● EXERCISE DIRECTIONS
Copy down every line where the string "document" shows up.

=-=-=-=-=

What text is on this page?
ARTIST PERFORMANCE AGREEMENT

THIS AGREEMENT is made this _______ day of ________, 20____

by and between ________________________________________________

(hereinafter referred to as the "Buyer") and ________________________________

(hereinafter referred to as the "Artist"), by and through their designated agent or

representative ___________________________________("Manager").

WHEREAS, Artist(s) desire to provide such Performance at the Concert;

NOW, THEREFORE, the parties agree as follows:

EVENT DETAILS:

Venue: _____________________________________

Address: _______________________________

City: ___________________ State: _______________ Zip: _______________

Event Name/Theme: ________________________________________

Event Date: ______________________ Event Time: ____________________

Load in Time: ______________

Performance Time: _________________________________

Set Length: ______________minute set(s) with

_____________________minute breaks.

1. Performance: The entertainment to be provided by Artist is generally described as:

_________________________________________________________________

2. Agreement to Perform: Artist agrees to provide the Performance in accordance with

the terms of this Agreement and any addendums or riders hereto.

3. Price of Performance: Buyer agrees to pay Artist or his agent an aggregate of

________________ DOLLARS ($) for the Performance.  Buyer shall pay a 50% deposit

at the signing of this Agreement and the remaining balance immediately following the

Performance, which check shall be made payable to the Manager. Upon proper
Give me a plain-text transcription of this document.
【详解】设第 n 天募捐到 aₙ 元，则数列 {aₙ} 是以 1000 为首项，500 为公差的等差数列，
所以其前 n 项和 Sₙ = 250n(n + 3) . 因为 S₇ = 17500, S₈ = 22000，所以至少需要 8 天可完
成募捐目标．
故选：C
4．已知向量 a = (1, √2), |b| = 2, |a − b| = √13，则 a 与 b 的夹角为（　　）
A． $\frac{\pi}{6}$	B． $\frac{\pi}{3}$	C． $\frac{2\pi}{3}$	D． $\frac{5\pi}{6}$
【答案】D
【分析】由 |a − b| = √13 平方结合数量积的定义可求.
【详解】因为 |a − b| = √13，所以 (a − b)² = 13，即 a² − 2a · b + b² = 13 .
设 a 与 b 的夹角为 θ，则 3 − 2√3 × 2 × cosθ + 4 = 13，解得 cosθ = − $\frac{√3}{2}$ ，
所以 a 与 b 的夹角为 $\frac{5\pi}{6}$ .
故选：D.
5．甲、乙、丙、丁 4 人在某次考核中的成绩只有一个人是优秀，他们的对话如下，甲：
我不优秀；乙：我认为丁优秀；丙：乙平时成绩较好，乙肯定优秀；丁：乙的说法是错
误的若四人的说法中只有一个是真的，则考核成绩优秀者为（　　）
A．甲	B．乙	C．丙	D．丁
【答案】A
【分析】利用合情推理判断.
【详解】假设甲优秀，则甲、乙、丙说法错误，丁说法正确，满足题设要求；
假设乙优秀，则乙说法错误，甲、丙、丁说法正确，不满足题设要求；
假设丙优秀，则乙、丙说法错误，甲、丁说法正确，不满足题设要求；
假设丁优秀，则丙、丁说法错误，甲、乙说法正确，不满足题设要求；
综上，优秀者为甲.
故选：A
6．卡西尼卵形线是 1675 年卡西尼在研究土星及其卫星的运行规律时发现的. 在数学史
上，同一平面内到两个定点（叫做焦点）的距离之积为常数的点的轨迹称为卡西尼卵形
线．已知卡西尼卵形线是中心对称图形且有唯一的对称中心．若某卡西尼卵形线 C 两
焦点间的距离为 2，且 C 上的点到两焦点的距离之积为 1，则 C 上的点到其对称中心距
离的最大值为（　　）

=-=-=-=-=

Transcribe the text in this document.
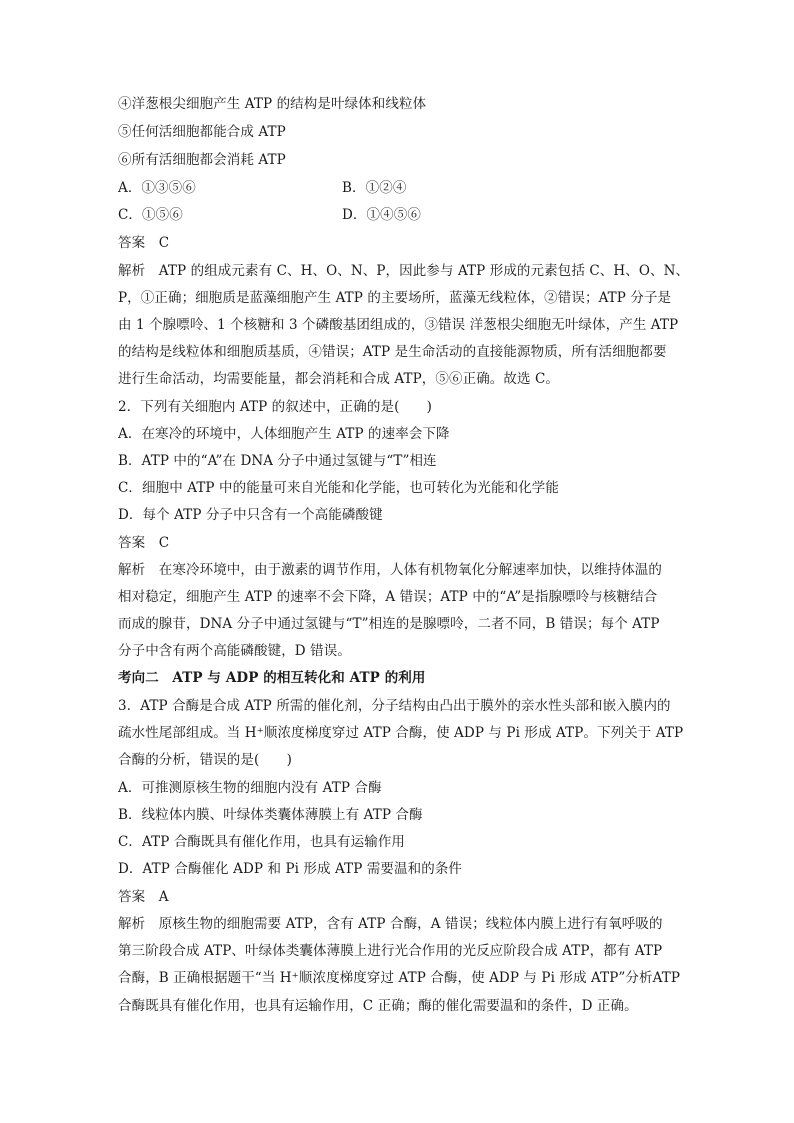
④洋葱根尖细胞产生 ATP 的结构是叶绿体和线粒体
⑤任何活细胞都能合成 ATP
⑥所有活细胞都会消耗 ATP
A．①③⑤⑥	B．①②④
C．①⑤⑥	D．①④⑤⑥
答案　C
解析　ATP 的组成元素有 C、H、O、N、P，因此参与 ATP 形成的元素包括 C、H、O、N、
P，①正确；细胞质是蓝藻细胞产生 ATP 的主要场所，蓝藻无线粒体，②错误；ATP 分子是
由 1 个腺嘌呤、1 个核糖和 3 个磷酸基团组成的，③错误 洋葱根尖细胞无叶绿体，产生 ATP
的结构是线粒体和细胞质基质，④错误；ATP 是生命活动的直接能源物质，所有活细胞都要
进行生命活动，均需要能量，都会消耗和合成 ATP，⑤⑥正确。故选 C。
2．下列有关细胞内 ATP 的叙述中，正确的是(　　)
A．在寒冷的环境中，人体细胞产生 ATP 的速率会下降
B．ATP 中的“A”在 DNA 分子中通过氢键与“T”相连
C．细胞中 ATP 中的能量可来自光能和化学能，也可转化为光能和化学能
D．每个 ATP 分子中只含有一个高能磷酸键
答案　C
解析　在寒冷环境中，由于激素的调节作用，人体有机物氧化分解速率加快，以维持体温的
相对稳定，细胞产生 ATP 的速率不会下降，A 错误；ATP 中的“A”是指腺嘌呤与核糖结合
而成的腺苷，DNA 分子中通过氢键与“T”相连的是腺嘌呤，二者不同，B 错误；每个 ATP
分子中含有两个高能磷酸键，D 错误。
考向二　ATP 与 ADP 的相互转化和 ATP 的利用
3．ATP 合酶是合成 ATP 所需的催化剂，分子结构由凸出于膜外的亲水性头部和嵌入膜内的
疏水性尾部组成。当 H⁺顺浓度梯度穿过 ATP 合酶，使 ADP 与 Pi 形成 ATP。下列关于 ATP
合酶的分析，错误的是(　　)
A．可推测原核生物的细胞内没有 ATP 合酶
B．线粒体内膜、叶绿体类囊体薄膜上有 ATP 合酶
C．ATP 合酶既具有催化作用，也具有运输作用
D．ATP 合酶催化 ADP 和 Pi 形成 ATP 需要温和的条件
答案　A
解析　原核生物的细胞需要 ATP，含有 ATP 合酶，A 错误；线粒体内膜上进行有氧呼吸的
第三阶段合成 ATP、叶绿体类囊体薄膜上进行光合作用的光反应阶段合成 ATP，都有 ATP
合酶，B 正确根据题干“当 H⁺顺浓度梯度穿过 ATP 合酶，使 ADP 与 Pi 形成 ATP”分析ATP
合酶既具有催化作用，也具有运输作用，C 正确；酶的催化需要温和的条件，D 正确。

=-=-=-=-=

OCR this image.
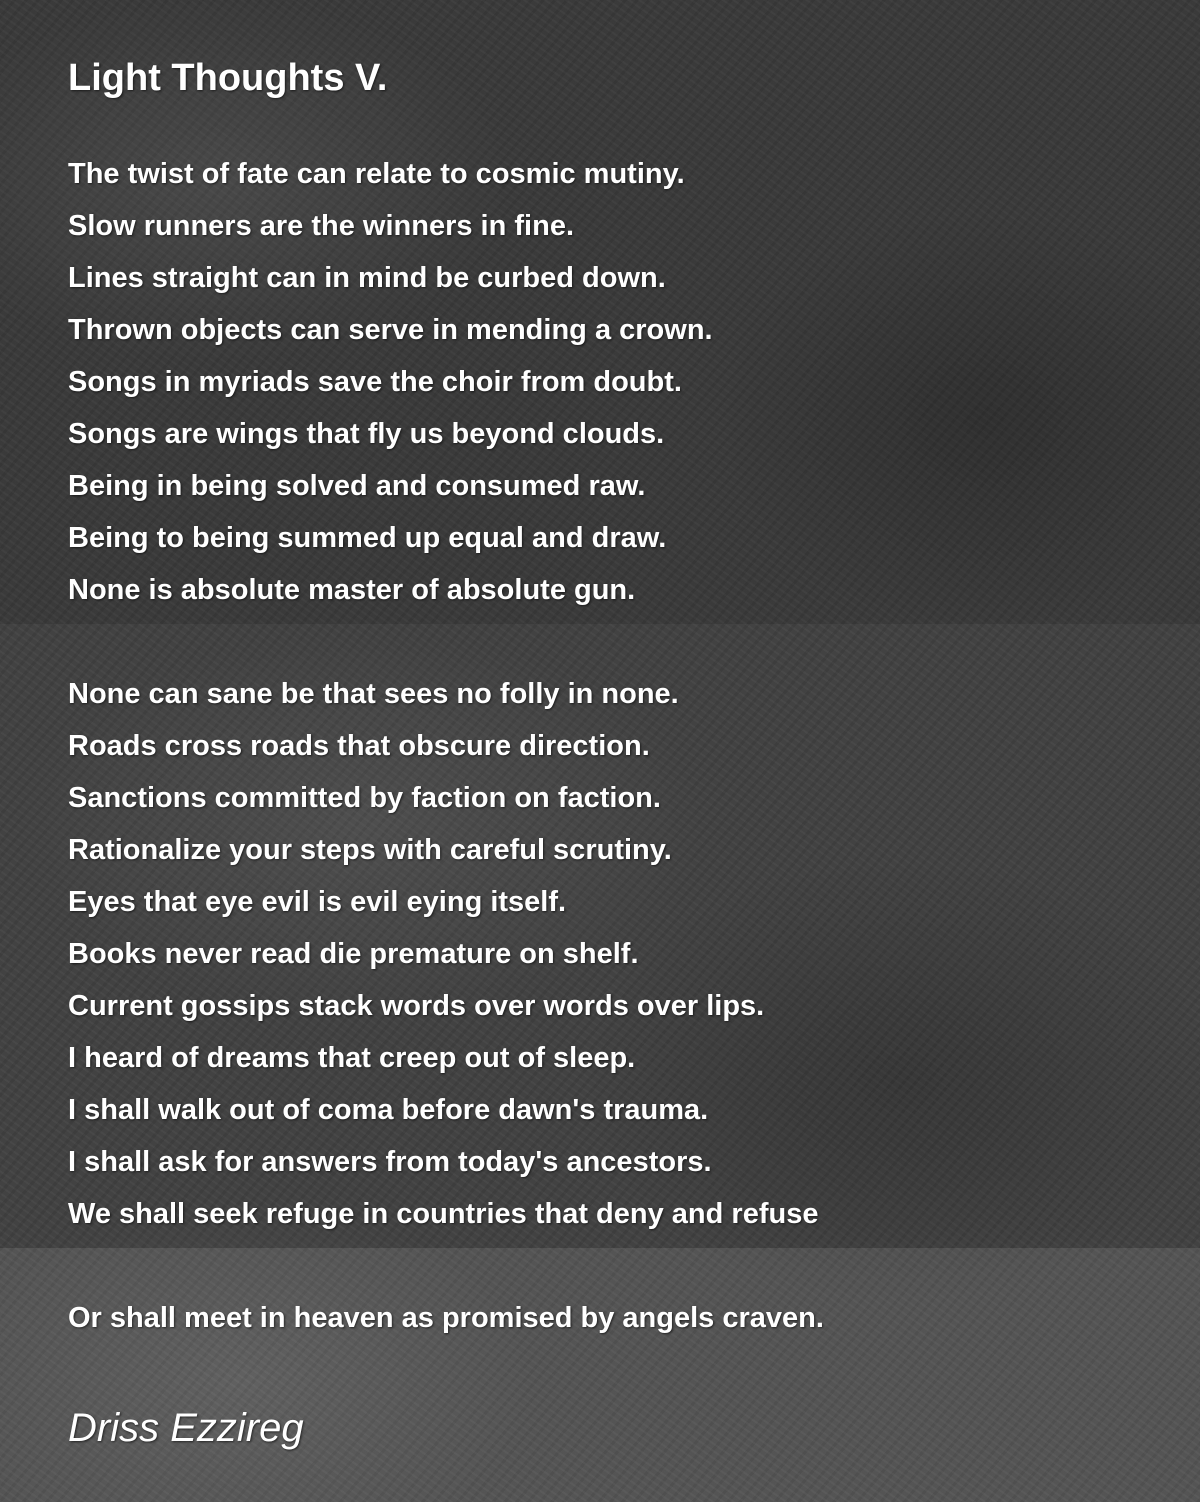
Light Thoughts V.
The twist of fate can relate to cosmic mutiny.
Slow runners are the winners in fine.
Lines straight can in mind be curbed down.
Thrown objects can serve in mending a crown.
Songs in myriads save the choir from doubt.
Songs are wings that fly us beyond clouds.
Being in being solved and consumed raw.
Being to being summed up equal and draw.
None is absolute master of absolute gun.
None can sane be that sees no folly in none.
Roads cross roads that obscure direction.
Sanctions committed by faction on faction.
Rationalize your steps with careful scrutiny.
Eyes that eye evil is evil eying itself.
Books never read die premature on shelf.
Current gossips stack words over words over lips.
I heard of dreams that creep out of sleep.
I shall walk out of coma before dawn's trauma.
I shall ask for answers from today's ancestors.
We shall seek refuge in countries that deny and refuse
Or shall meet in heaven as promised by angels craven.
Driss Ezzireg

=-=-=-=-=

● EXPECTED ANSWER
Give me a plain-text transcription of this document.
Transcribe the text in this document.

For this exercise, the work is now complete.